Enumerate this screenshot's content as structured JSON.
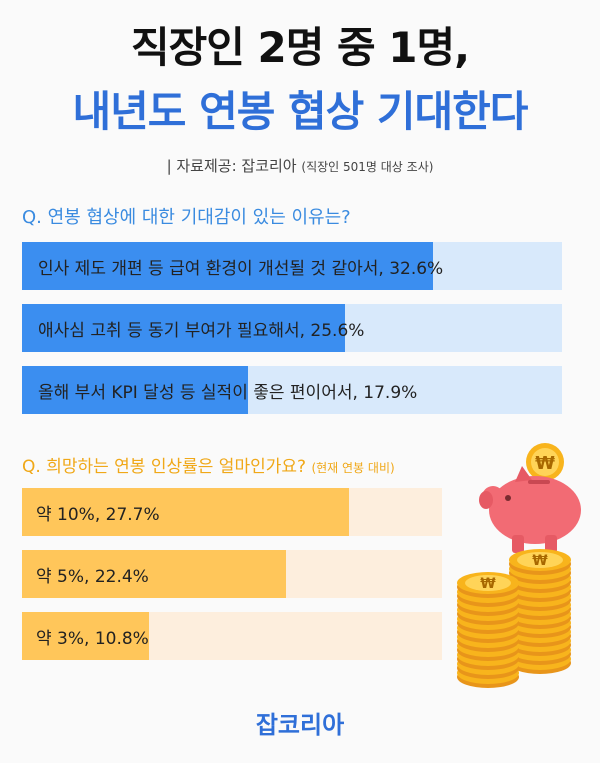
{
  "header": {
    "title_line1": "직장인 2명 중 1명,",
    "title_line2": "내년도 연봉 협상 기대한다",
    "source": "| 자료제공: 잡코리아",
    "source_note": "(직장인 501명 대상 조사)"
  },
  "colors": {
    "blue_fill": "#3b8ef0",
    "blue_track": "#d8e9fb",
    "orange_fill": "#ffc65a",
    "orange_track": "#fdeedd",
    "title_blue": "#2f6fd8",
    "q2_color": "#f0a818"
  },
  "chart_data": [
    {
      "type": "bar",
      "orientation": "horizontal",
      "title": "Q. 연봉 협상에 대한 기대감이 있는 이유는?",
      "unit": "%",
      "categories": [
        "인사 제도 개편 등 급여 환경이 개선될 것 같아서",
        "애사심 고취 등 동기 부여가 필요해서",
        "올해 부서 KPI 달성 등 실적이 좋은 편이어서"
      ],
      "values": [
        32.6,
        25.6,
        17.9
      ],
      "labels": [
        "인사 제도 개편 등 급여 환경이 개선될 것 같아서, 32.6%",
        "애사심 고취 등 동기 부여가 필요해서, 25.6%",
        "올해 부서 KPI 달성 등 실적이 좋은 편이어서, 17.9%"
      ]
    },
    {
      "type": "bar",
      "orientation": "horizontal",
      "title": "Q. 희망하는 연봉 인상률은 얼마인가요?",
      "subtitle": "(현재 연봉 대비)",
      "unit": "%",
      "categories": [
        "약 10%",
        "약 5%",
        "약 3%"
      ],
      "values": [
        27.7,
        22.4,
        10.8
      ],
      "labels": [
        "약 10%, 27.7%",
        "약 5%, 22.4%",
        "약 3%, 10.8%"
      ]
    }
  ],
  "footer": {
    "logo_text": "잡코리아"
  },
  "decorations": {
    "icons": [
      "piggy-bank-icon",
      "won-coin-stack-icon",
      "won-coin-icon"
    ],
    "coin_symbol": "₩"
  }
}
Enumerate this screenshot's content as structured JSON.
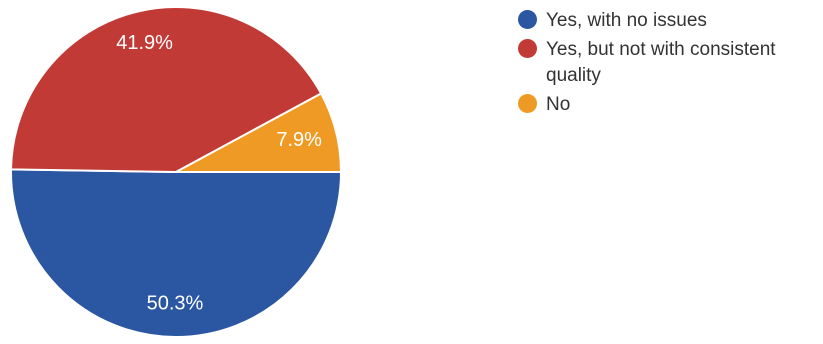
{
  "chart_data": {
    "type": "pie",
    "categories": [
      "Yes, with no issues",
      "Yes, but not with consistent quality",
      "No"
    ],
    "values": [
      50.3,
      41.9,
      7.9
    ],
    "labels": [
      "50.3%",
      "41.9%",
      "7.9%"
    ],
    "colors": [
      "#2a56a2",
      "#c23a36",
      "#ef9a24"
    ],
    "legend_position": "top-right",
    "start": "right-horizontal",
    "direction": "clockwise"
  }
}
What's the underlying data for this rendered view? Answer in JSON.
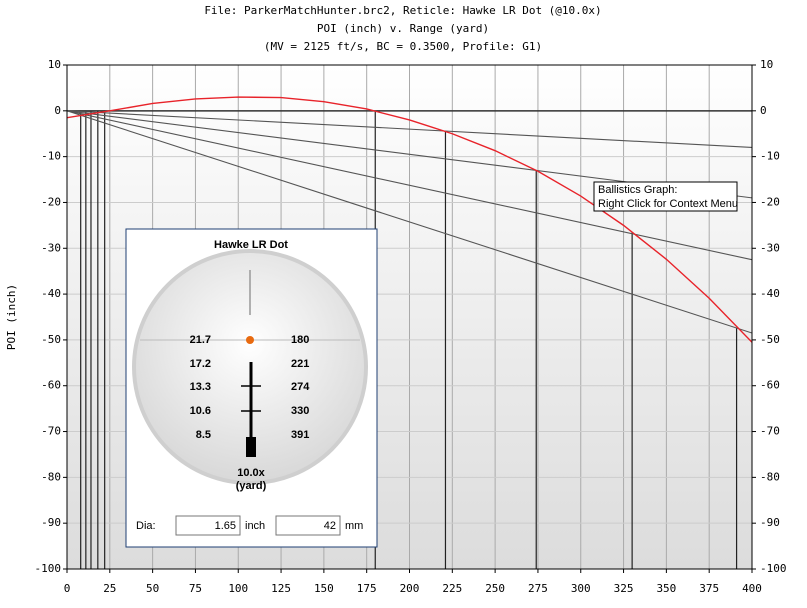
{
  "chart_data": {
    "type": "line",
    "title": "File: ParkerMatchHunter.brc2, Reticle: Hawke LR Dot (@10.0x)",
    "subtitle": [
      "POI (inch) v. Range (yard)",
      "(MV = 2125 ft/s, BC = 0.3500, Profile: G1)"
    ],
    "y_label": "POI (inch)",
    "xlim": [
      0,
      400
    ],
    "xticks": [
      0,
      25,
      50,
      75,
      100,
      125,
      150,
      175,
      200,
      225,
      250,
      275,
      300,
      325,
      350,
      375,
      400
    ],
    "ylim": [
      -100,
      10
    ],
    "yticks": [
      -100,
      -90,
      -80,
      -70,
      -60,
      -50,
      -40,
      -30,
      -20,
      -10,
      0,
      10
    ],
    "grid": true,
    "series": [
      {
        "color": "#e8232a",
        "x": [
          0,
          25,
          50,
          75,
          100,
          125,
          150,
          175,
          200,
          225,
          250,
          275,
          300,
          325,
          350,
          375,
          400
        ],
        "values": [
          -1.5,
          0,
          1.6,
          2.6,
          3.0,
          2.9,
          2.0,
          0.4,
          -2.0,
          -5.0,
          -8.7,
          -13.2,
          -18.6,
          -25.0,
          -32.4,
          -40.9,
          -50.5
        ]
      },
      {
        "color": "#555555",
        "x": [
          0,
          400
        ],
        "values": [
          0,
          -8
        ]
      },
      {
        "color": "#555555",
        "x": [
          0,
          400
        ],
        "values": [
          0,
          -19
        ]
      },
      {
        "color": "#555555",
        "x": [
          0,
          400
        ],
        "values": [
          0,
          -32.5
        ]
      },
      {
        "color": "#555555",
        "x": [
          0,
          400
        ],
        "values": [
          0,
          -48.5
        ]
      }
    ],
    "drop_lines": {
      "color": "#222222",
      "x": [
        8,
        11,
        14,
        18,
        22,
        180,
        221,
        274,
        330,
        391
      ],
      "values": [
        0,
        0,
        0,
        0,
        0,
        0,
        -4.5,
        -13,
        -26.5,
        -47.5
      ]
    },
    "tooltip": [
      "Ballistics Graph:",
      "Right Click for Context Menu"
    ]
  },
  "reticle_panel": {
    "title": "Hawke LR Dot",
    "drops": [
      21.7,
      17.2,
      13.3,
      10.6,
      8.5
    ],
    "ranges": [
      180,
      221,
      274,
      330,
      391
    ],
    "magnification": "10.0x",
    "unit": "(yard)",
    "dia_label": "Dia:",
    "dia_inch": 1.65,
    "inch_unit": "inch",
    "dia_mm": 42,
    "mm_unit": "mm"
  }
}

++++++++++++++++++++

| What this task involves |
Print all of the records shown above exactly, leaving out each picture.

| Exercise solution |
Enumerate this screenshot's content as structured JSON.
{
  "header": {
    "title_line1": "직장인 2명 중 1명,",
    "title_line2": "내년도 연봉 협상 기대한다",
    "source": "| 자료제공: 잡코리아",
    "source_note": "(직장인 501명 대상 조사)"
  },
  "colors": {
    "blue_fill": "#3b8ef0",
    "blue_track": "#d8e9fb",
    "orange_fill": "#ffc65a",
    "orange_track": "#fdeedd",
    "title_blue": "#2f6fd8",
    "q2_color": "#f0a818"
  },
  "chart_data": [
    {
      "type": "bar",
      "orientation": "horizontal",
      "title": "Q. 연봉 협상에 대한 기대감이 있는 이유는?",
      "unit": "%",
      "categories": [
        "인사 제도 개편 등 급여 환경이 개선될 것 같아서",
        "애사심 고취 등 동기 부여가 필요해서",
        "올해 부서 KPI 달성 등 실적이 좋은 편이어서"
      ],
      "values": [
        32.6,
        25.6,
        17.9
      ],
      "labels": [
        "인사 제도 개편 등 급여 환경이 개선될 것 같아서, 32.6%",
        "애사심 고취 등 동기 부여가 필요해서, 25.6%",
        "올해 부서 KPI 달성 등 실적이 좋은 편이어서, 17.9%"
      ]
    },
    {
      "type": "bar",
      "orientation": "horizontal",
      "title": "Q. 희망하는 연봉 인상률은 얼마인가요?",
      "subtitle": "(현재 연봉 대비)",
      "unit": "%",
      "categories": [
        "약 10%",
        "약 5%",
        "약 3%"
      ],
      "values": [
        27.7,
        22.4,
        10.8
      ],
      "labels": [
        "약 10%, 27.7%",
        "약 5%, 22.4%",
        "약 3%, 10.8%"
      ]
    }
  ],
  "footer": {
    "logo_text": "잡코리아"
  },
  "decorations": {
    "icons": [
      "piggy-bank-icon",
      "won-coin-stack-icon",
      "won-coin-icon"
    ],
    "coin_symbol": "₩"
  }
}
Enumerate this screenshot's content as structured JSON.
{
  "chart_data": {
    "type": "pie",
    "categories": [
      "Yes, with no issues",
      "Yes, but not with consistent quality",
      "No"
    ],
    "values": [
      50.3,
      41.9,
      7.9
    ],
    "labels": [
      "50.3%",
      "41.9%",
      "7.9%"
    ],
    "colors": [
      "#2a56a2",
      "#c23a36",
      "#ef9a24"
    ],
    "legend_position": "top-right",
    "start": "right-horizontal",
    "direction": "clockwise"
  }
}
What's the underlying data for this rendered view? Answer in JSON.
{
  "chart_data": {
    "type": "line",
    "title": "File: ParkerMatchHunter.brc2, Reticle: Hawke LR Dot (@10.0x)",
    "subtitle": [
      "POI (inch) v. Range (yard)",
      "(MV = 2125 ft/s, BC = 0.3500, Profile: G1)"
    ],
    "y_label": "POI (inch)",
    "xlim": [
      0,
      400
    ],
    "xticks": [
      0,
      25,
      50,
      75,
      100,
      125,
      150,
      175,
      200,
      225,
      250,
      275,
      300,
      325,
      350,
      375,
      400
    ],
    "ylim": [
      -100,
      10
    ],
    "yticks": [
      -100,
      -90,
      -80,
      -70,
      -60,
      -50,
      -40,
      -30,
      -20,
      -10,
      0,
      10
    ],
    "grid": true,
    "series": [
      {
        "color": "#e8232a",
        "x": [
          0,
          25,
          50,
          75,
          100,
          125,
          150,
          175,
          200,
          225,
          250,
          275,
          300,
          325,
          350,
          375,
          400
        ],
        "values": [
          -1.5,
          0,
          1.6,
          2.6,
          3.0,
          2.9,
          2.0,
          0.4,
          -2.0,
          -5.0,
          -8.7,
          -13.2,
          -18.6,
          -25.0,
          -32.4,
          -40.9,
          -50.5
        ]
      },
      {
        "color": "#555555",
        "x": [
          0,
          400
        ],
        "values": [
          0,
          -8
        ]
      },
      {
        "color": "#555555",
        "x": [
          0,
          400
        ],
        "values": [
          0,
          -19
        ]
      },
      {
        "color": "#555555",
        "x": [
          0,
          400
        ],
        "values": [
          0,
          -32.5
        ]
      },
      {
        "color": "#555555",
        "x": [
          0,
          400
        ],
        "values": [
          0,
          -48.5
        ]
      }
    ],
    "drop_lines": {
      "color": "#222222",
      "x": [
        8,
        11,
        14,
        18,
        22,
        180,
        221,
        274,
        330,
        391
      ],
      "values": [
        0,
        0,
        0,
        0,
        0,
        0,
        -4.5,
        -13,
        -26.5,
        -47.5
      ]
    },
    "tooltip": [
      "Ballistics Graph:",
      "Right Click for Context Menu"
    ]
  },
  "reticle_panel": {
    "title": "Hawke LR Dot",
    "drops": [
      21.7,
      17.2,
      13.3,
      10.6,
      8.5
    ],
    "ranges": [
      180,
      221,
      274,
      330,
      391
    ],
    "magnification": "10.0x",
    "unit": "(yard)",
    "dia_label": "Dia:",
    "dia_inch": 1.65,
    "inch_unit": "inch",
    "dia_mm": 42,
    "mm_unit": "mm"
  }
}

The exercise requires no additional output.